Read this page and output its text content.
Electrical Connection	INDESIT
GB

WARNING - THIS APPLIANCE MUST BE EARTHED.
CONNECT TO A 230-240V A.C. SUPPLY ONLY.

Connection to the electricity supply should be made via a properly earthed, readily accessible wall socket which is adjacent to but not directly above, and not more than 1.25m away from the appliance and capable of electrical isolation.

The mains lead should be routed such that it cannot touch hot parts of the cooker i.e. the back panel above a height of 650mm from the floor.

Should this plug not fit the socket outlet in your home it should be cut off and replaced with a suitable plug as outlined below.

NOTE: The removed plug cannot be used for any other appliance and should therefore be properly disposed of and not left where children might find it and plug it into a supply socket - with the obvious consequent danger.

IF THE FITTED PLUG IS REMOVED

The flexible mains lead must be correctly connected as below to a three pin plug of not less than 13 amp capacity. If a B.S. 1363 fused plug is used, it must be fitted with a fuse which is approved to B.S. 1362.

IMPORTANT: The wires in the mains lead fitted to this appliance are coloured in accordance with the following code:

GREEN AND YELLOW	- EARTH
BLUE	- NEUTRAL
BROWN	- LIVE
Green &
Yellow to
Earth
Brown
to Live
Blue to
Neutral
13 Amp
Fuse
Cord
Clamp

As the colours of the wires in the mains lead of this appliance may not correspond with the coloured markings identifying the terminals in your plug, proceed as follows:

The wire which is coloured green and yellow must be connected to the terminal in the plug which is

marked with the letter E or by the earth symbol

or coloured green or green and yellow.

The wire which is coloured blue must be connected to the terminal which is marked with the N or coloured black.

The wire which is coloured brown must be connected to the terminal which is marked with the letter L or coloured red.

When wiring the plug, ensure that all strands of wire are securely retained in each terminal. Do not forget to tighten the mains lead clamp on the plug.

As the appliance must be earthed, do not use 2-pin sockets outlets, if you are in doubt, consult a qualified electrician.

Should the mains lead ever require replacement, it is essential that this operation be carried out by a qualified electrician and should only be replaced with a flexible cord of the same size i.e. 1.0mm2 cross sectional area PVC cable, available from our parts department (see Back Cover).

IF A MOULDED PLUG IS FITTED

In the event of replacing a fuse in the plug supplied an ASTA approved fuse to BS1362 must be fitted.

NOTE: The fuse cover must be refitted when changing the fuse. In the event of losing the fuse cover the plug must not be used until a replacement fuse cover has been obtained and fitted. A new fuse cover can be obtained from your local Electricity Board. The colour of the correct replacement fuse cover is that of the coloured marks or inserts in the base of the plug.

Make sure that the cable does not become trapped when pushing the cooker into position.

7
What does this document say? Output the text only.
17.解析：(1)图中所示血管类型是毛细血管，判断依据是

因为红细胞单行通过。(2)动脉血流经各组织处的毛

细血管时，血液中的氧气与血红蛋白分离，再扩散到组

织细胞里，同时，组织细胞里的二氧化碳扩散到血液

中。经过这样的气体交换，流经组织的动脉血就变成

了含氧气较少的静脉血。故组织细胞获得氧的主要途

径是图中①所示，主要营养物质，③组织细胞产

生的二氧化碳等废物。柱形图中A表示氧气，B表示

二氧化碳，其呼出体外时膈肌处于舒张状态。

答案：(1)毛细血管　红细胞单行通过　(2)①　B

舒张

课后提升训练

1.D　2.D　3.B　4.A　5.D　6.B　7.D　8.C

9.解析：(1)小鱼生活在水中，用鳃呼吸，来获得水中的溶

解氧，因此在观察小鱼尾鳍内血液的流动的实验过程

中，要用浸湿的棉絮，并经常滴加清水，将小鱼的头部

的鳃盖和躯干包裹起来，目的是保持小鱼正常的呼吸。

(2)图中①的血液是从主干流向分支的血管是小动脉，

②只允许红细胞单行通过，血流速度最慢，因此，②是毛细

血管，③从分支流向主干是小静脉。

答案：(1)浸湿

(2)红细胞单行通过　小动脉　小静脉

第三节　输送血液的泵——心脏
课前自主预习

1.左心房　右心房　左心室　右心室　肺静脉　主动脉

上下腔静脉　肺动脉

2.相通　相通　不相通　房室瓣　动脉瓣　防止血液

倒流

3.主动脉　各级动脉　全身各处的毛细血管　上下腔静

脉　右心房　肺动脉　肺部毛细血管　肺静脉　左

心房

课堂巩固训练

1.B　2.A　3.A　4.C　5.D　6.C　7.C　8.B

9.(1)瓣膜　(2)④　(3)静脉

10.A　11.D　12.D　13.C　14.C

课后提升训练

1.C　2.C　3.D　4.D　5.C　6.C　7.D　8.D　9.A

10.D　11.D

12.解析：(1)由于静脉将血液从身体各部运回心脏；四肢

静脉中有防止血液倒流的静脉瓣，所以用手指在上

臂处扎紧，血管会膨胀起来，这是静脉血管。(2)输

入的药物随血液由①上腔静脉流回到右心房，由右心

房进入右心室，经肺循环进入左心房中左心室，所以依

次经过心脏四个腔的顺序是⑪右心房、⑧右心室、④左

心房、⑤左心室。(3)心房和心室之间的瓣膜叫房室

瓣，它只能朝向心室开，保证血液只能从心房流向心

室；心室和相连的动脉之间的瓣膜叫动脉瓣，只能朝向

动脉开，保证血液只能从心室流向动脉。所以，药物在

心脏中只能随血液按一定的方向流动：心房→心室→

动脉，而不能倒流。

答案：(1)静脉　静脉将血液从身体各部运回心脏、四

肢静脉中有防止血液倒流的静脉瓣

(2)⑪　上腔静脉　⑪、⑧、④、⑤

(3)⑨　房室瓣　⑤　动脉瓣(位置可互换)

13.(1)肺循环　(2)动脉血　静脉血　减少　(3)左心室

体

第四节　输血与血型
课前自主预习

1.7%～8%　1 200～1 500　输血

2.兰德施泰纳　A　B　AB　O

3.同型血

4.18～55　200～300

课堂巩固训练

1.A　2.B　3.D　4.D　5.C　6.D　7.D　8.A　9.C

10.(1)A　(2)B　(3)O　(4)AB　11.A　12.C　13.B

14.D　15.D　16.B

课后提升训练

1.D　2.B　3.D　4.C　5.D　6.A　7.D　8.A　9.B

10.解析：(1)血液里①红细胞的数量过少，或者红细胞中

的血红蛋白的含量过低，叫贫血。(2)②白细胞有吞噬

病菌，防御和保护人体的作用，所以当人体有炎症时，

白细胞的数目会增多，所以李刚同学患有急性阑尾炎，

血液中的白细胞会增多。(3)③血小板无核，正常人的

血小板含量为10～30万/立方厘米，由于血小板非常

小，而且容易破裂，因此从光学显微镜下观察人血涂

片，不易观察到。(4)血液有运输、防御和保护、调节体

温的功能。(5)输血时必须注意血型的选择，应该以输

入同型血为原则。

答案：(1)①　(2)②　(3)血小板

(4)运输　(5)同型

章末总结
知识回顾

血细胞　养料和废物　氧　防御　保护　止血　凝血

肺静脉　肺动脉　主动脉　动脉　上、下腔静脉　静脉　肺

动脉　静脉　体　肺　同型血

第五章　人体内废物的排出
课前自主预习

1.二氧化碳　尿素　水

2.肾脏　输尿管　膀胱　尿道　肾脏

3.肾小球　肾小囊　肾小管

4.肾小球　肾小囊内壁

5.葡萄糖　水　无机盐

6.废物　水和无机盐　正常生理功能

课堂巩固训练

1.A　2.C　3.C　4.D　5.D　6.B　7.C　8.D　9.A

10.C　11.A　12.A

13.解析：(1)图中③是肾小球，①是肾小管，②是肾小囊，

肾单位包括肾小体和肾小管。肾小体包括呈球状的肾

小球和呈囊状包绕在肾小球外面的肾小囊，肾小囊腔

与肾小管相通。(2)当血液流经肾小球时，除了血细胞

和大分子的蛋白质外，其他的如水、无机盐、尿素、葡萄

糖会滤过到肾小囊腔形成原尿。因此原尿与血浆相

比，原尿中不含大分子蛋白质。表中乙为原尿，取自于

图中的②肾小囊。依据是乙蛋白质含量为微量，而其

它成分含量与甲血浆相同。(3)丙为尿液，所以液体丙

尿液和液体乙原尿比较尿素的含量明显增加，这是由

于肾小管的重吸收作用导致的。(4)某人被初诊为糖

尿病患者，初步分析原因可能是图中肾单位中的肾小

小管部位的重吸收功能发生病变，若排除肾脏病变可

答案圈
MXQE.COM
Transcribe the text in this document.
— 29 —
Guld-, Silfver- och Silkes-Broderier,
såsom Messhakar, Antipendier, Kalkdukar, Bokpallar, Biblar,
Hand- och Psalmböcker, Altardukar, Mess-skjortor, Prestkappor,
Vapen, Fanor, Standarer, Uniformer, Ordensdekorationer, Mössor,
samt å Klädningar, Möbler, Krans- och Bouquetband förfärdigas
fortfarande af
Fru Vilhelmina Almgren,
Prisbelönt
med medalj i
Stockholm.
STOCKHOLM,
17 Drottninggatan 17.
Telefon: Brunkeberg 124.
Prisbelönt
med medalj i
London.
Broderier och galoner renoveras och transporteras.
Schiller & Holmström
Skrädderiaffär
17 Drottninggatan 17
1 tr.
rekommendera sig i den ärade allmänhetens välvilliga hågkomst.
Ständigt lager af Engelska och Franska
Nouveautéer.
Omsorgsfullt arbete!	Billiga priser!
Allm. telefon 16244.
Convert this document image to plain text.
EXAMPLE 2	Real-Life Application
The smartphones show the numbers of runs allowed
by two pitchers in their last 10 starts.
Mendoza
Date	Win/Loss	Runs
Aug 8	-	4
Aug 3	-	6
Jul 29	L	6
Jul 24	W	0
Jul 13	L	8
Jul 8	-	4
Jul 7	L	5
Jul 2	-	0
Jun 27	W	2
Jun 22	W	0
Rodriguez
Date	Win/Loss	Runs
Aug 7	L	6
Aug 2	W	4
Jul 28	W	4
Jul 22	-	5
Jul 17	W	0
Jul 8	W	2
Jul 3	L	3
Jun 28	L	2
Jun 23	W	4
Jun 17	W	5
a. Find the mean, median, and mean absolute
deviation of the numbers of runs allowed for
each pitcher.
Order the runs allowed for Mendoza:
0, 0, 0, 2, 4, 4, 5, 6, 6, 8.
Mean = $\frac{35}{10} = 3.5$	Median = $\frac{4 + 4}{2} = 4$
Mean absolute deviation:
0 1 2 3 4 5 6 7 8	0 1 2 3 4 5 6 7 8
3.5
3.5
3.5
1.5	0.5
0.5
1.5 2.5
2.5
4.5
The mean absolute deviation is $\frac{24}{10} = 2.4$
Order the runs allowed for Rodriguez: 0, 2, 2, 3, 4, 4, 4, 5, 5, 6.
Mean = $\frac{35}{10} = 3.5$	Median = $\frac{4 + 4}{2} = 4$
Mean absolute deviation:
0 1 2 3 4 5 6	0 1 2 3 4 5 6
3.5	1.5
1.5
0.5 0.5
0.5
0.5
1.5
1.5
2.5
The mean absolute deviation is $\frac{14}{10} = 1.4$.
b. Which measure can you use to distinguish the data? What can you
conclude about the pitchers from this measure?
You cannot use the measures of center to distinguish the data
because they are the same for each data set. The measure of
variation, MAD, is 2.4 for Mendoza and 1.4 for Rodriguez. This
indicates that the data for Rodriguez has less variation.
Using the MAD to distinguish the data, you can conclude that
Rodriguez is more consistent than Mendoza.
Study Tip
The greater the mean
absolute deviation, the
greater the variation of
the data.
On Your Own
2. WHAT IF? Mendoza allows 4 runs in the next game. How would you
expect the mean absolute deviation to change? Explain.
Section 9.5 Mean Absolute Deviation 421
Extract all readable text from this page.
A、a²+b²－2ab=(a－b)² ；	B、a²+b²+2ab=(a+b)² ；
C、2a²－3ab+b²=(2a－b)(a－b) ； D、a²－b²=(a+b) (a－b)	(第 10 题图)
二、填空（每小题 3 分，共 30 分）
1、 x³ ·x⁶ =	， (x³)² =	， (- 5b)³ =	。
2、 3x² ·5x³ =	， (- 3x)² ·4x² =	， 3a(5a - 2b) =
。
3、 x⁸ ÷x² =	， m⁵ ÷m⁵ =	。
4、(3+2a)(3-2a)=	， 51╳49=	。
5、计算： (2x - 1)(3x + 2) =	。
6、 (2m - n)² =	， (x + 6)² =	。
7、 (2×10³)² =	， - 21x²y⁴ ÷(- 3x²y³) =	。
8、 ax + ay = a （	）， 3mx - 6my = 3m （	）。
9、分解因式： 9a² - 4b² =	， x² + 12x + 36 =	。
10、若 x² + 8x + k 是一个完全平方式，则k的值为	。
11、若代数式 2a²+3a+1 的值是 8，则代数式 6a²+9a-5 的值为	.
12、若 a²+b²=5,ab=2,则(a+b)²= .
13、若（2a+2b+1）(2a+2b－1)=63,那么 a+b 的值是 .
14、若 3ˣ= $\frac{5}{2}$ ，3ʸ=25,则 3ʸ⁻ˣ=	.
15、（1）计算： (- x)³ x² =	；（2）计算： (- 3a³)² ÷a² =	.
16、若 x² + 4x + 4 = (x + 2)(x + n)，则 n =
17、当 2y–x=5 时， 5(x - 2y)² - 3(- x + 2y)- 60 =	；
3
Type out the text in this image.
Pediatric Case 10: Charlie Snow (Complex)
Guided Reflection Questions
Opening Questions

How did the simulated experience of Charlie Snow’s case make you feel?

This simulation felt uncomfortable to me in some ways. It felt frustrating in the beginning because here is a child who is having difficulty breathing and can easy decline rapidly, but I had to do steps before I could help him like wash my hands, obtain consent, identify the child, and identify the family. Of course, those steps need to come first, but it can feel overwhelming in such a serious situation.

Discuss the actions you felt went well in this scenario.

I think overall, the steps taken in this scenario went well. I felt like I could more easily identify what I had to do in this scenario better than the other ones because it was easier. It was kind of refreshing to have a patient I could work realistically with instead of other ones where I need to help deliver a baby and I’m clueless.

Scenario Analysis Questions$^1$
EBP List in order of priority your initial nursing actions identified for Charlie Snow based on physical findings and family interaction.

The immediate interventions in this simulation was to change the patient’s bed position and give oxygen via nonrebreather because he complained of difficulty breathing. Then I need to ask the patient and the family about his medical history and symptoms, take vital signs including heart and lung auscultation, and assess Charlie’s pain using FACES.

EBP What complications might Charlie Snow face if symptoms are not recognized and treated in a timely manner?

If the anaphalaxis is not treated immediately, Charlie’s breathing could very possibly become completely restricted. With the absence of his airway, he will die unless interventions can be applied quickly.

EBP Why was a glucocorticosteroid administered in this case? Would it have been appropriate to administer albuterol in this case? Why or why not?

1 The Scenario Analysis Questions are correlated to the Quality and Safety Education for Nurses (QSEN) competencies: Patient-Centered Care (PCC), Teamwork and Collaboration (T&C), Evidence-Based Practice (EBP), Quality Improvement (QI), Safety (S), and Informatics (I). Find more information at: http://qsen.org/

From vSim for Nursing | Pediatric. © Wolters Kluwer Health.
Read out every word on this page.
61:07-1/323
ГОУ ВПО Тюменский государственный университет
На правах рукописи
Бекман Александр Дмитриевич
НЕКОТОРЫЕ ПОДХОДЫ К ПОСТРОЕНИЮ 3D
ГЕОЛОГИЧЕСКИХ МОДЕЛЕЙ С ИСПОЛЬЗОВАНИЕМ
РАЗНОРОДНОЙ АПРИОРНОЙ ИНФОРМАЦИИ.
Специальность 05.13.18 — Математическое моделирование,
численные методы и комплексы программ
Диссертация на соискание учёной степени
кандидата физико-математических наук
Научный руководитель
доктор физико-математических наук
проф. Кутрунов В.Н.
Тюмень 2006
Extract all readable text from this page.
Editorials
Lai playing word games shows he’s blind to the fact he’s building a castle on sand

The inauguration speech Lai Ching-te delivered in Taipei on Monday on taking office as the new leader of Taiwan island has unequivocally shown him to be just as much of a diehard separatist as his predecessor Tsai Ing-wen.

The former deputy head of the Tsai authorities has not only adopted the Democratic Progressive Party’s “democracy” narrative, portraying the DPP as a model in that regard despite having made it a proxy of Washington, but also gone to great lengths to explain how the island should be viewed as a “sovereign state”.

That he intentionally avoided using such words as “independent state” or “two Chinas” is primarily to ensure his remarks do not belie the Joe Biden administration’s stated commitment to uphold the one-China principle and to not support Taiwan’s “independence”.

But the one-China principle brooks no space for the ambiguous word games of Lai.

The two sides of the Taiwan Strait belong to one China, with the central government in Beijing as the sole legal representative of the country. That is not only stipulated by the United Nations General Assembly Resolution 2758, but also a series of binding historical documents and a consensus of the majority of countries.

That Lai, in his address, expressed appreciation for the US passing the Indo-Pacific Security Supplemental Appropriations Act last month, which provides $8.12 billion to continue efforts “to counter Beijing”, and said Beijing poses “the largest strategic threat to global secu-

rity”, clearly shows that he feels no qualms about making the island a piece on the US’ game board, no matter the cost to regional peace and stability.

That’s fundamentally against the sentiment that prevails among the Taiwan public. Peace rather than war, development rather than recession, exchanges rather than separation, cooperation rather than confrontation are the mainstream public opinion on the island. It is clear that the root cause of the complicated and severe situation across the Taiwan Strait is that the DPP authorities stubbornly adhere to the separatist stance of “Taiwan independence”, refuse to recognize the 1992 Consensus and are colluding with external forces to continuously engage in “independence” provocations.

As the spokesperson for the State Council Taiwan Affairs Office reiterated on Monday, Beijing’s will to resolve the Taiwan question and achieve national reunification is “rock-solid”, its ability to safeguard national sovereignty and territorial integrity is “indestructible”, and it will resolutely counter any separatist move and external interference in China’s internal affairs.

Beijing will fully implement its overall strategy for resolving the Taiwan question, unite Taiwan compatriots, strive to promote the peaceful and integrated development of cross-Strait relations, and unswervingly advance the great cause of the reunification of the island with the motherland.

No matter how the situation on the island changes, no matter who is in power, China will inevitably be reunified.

——————————

YOUR TASK => Reproduce each line from the records that contains the word "wires".

THE RESPONSE =>
IMPORTANT: The wires in the mains lead fitted to this appliance are coloured in accordance with the following code:
As the colours of the wires in the mains lead of this appliance may not correspond with the coloured markings identifying the terminals in your plug, proceed as follows:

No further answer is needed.